In your copy, reproduce the entries exactly as they are, minus the images.

**EXTRACTED RECORDS**
┌────────

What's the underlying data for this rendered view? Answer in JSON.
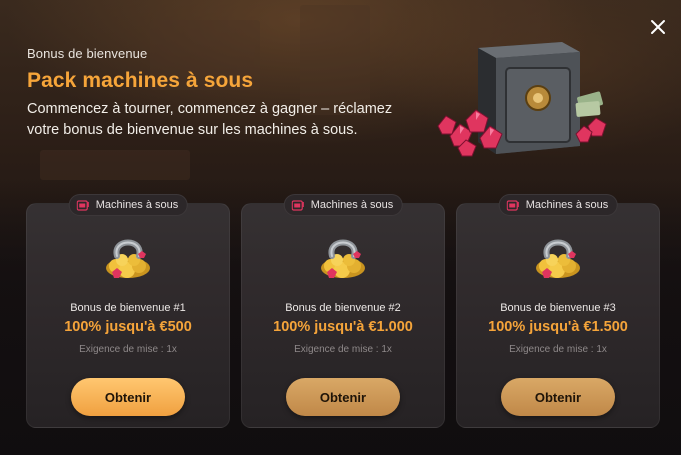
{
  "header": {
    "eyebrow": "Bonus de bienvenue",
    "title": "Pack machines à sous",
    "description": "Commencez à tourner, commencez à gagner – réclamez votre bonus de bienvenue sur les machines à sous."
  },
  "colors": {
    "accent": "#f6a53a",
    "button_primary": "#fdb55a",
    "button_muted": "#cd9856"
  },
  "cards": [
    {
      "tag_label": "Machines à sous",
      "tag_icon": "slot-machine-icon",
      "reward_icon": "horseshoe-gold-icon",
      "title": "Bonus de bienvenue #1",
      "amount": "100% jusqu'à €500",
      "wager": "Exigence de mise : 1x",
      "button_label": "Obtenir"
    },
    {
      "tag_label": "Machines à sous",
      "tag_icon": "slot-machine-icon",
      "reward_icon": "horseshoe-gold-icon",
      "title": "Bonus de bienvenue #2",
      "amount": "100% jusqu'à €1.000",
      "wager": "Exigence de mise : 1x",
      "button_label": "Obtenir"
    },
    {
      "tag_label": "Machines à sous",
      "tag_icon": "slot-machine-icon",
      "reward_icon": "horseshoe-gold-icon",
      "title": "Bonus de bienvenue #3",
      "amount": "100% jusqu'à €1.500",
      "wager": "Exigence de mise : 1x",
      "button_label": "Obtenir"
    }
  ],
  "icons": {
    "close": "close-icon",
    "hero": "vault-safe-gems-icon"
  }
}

└────────

**WRITTEN ANSWER**
What's the underlying data for this rendered view? Answer in JSON.
{
  "header": {
    "eyebrow": "Bonus de bienvenue",
    "title": "Pack machines à sous",
    "description": "Commencez à tourner, commencez à gagner – réclamez votre bonus de bienvenue sur les machines à sous."
  },
  "colors": {
    "accent": "#f6a53a",
    "button_primary": "#fdb55a",
    "button_muted": "#cd9856"
  },
  "cards": [
    {
      "tag_label": "Machines à sous",
      "tag_icon": "slot-machine-icon",
      "reward_icon": "horseshoe-gold-icon",
      "title": "Bonus de bienvenue #1",
      "amount": "100% jusqu'à €500",
      "wager": "Exigence de mise : 1x",
      "button_label": "Obtenir"
    },
    {
      "tag_label": "Machines à sous",
      "tag_icon": "slot-machine-icon",
      "reward_icon": "horseshoe-gold-icon",
      "title": "Bonus de bienvenue #2",
      "amount": "100% jusqu'à €1.000",
      "wager": "Exigence de mise : 1x",
      "button_label": "Obtenir"
    },
    {
      "tag_label": "Machines à sous",
      "tag_icon": "slot-machine-icon",
      "reward_icon": "horseshoe-gold-icon",
      "title": "Bonus de bienvenue #3",
      "amount": "100% jusqu'à €1.500",
      "wager": "Exigence de mise : 1x",
      "button_label": "Obtenir"
    }
  ],
  "icons": {
    "close": "close-icon",
    "hero": "vault-safe-gems-icon"
  }
}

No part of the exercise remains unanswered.